• _Page_
═══

With reference to FIGS. 1 and 2, the first tensioner arm assembly 14 can include a tensioner arm 70, a tensioner pulley 72, and a spring guide 74. The tensioner arm 70 is coupled to the mount 12 for sliding movement relative to the movement axis 20. In the example provided, the tensioner arm 70 translates about the movement axis and comprises a front arm member 80, a first rear arm member 82, a second rear arm member 84, and a plurality of fasteners 86 that secure the first and second rear arm members 82 and 84 to the front arm member 80. The front arm member 80 can have an arm 90, a pulley hub 92, and a pivot hub 94. The front arm member 80 can be formed as a plurality of discrete components that are assembled together, or could be unitarily and integrally formed, for example by casting or forging.
With reference to FIGS. 2, 3, 4 and 6, the arm 90 can be formed as an annular segment and can define a first channel 100, which can define a rear channel surface 102, a first inner channel surface 104 and a first outer channel surface 106. The pulley hub 92 and the pivot hub 94 can be cylindrical projections that extend forwardly from the front arm member 80 and which have an internally threaded hole 108 formed therein.
The first rear arm member 82 can be formed as an annular segment and can be abutted to the rear surface of the front arm member 80 at a radially inner side of the front arm member 80. The first rear arm member 82 can define a second inner channel surface 110 and an inner channel thrust surface 112. The second rear arm member 84 can be formed as an annular segment and can be abutted to the rear surface of the front arm member 80 at a radially outer side of the front arm member 80. The second rear arm member 84 can define a second outer channel surface 114 and an outer channel thrust surface 116. The threaded fasteners 86 are received through the front arm member 80 and are threadably engaged to threaded holes 118 formed in the first and second rear arm members 82 and 84. It will be appreciated, however, that the components of the tensioner arm 70 can be fixedly coupled to one another in any desired manner, including staking or welding. As assembled, the front arm member 80 and the first and second rear arm members 82 and 84 cooperate to define an arcuate slot 120 into which the mount 12 is received. More specifically, the rear channel surface 102 on the front arm member 80 is abutted to the front thrust surface 52 on the bearing rail 24, the first and second inner channel surfaces 104 and 110 on the front arm member 80 and the first rear arm member 82 are abutted to the radially inner thrust surface 56 on the bearing rail 24, the first and second outer channel surfaces 106 and 114 on the front arm member 80 and the second rear arm member 84 are abutted to the radially outer thrust surface 62 on the bearing rail 24, the inner channel thrust surface 112 on the first rear arm member 82 is abutted to the inner tapered thrust surface 58 on the bearing rail 24, and the outer channel thrust surface 116 on the second rear arm member 84 is abutted to the outer tapered thrust surface 60 on the bearing rail 24. It will be appreciated that the radially inner thrust surface 56 and the radially outer thrust surface 58 can cooperate with the first and second inner channel surfaces 104 and 110 and the first and second outer channel surfaces 106 and 114, respectively, to guide the tensioner arm 70 as it translates on the mount 12 relative to the movement axis 20.

═══

• _Written problem a_
Starting with the first of the rows and going on through the line with "y-tick-label: 3000 [1589, 146, 1617, 160]", give those lines again with "series-line" swapped for "data-line" and everything else unchanged.

Annotated element entries
═══

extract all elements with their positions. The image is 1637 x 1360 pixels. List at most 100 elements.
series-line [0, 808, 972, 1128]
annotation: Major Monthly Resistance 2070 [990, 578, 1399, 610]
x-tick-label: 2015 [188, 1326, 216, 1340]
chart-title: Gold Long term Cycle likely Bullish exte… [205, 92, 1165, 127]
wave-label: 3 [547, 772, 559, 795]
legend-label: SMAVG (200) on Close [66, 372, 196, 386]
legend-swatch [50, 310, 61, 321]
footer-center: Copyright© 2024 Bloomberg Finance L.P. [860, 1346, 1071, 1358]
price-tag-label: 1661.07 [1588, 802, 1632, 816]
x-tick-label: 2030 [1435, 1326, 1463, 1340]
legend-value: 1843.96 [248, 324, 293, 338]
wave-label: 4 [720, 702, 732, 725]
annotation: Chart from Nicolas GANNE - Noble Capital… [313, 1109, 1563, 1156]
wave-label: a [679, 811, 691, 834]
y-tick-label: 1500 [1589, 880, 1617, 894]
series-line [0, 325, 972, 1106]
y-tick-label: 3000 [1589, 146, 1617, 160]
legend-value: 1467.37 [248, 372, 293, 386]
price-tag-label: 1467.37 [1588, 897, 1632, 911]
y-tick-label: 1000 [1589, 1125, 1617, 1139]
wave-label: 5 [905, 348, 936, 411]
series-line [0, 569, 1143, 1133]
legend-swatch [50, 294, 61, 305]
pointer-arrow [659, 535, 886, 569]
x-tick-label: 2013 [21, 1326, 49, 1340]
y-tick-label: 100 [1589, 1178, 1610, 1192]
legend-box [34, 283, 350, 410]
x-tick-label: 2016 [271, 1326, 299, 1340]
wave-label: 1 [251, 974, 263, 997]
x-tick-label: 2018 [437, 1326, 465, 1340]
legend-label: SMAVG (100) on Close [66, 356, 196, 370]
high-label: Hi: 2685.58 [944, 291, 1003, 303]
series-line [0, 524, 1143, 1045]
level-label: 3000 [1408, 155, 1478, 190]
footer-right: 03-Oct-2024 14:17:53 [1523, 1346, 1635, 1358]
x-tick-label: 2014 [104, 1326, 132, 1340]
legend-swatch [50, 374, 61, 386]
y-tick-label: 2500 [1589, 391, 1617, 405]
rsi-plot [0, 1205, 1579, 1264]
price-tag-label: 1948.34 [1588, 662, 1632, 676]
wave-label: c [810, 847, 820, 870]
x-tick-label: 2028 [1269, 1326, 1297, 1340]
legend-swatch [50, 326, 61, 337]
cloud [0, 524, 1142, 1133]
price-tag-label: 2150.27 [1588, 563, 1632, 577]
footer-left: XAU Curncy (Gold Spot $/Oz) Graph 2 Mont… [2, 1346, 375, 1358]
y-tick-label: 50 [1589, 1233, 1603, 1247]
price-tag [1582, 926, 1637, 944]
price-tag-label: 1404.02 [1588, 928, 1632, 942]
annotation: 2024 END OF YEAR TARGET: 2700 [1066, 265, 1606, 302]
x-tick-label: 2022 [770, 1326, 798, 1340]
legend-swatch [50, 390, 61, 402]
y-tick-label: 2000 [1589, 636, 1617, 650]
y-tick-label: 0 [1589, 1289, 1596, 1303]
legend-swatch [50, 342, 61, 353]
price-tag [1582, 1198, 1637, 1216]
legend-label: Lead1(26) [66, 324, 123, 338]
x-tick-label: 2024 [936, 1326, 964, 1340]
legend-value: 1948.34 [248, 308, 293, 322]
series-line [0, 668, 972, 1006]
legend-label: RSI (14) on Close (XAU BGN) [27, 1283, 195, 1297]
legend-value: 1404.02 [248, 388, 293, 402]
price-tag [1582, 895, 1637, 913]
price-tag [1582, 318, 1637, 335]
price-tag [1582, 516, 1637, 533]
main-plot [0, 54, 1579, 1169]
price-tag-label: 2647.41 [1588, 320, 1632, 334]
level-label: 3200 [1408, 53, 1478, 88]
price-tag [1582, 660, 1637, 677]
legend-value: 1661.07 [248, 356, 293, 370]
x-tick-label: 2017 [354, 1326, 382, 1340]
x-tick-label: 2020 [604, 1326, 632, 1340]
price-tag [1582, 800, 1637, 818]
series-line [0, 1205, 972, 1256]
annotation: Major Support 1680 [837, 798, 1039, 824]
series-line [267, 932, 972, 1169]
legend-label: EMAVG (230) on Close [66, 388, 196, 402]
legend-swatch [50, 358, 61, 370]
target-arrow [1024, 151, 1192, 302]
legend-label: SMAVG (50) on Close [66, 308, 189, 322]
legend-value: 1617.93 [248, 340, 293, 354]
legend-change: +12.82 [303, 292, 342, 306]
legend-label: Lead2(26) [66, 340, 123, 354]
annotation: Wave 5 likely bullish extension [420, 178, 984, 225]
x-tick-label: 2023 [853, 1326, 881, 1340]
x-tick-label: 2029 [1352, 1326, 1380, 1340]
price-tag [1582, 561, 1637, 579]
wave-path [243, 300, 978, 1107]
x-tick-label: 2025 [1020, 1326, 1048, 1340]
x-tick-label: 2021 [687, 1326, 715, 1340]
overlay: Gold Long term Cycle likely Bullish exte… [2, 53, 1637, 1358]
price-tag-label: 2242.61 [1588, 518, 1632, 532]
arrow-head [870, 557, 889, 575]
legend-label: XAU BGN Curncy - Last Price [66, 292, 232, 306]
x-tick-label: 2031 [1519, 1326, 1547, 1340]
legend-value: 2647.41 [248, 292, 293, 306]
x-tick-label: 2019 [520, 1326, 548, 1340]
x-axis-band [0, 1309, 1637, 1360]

═══

• _Written problem b_
Retype the passage on the tensioner arm assembly starting with "With reference to FIGS. 1" and going on through "casting or forging.", keeping every word unchanged.

• _Result a_
extract all elements with their positions. The image is 1637 x 1360 pixels. List at most 100 elements.
data-line [0, 808, 972, 1128]
annotation: Major Monthly Resistance 2070 [990, 578, 1399, 610]
x-tick-label: 2015 [188, 1326, 216, 1340]
chart-title: Gold Long term Cycle likely Bullish exte… [205, 92, 1165, 127]
wave-label: 3 [547, 772, 559, 795]
legend-label: SMAVG (200) on Close [66, 372, 196, 386]
legend-swatch [50, 310, 61, 321]
footer-center: Copyright© 2024 Bloomberg Finance L.P. [860, 1346, 1071, 1358]
price-tag-label: 1661.07 [1588, 802, 1632, 816]
x-tick-label: 2030 [1435, 1326, 1463, 1340]
legend-value: 1843.96 [248, 324, 293, 338]
wave-label: 4 [720, 702, 732, 725]
annotation: Chart from Nicolas GANNE - Noble Capital… [313, 1109, 1563, 1156]
wave-label: a [679, 811, 691, 834]
y-tick-label: 1500 [1589, 880, 1617, 894]
data-line [0, 325, 972, 1106]
y-tick-label: 3000 [1589, 146, 1617, 160]

• _Result b_
With reference to FIGS. 1 and 2, the first tensioner arm assembly 14 can include a tensioner arm 70, a tensioner pulley 72, and a spring guide 74. The tensioner arm 70 is coupled to the mount 12 for sliding movement relative to the movement axis 20. In the example provided, the tensioner arm 70 translates about the movement axis and comprises a front arm member 80, a first rear arm member 82, a second rear arm member 84, and a plurality of fasteners 86 that secure the first and second rear arm members 82 and 84 to the front arm member 80. The front arm member 80 can have an arm 90, a pulley hub 92, and a pivot hub 94. The front arm member 80 can be formed as a plurality of discrete components that are assembled together, or could be unitarily and integrally formed, for example by casting or forging.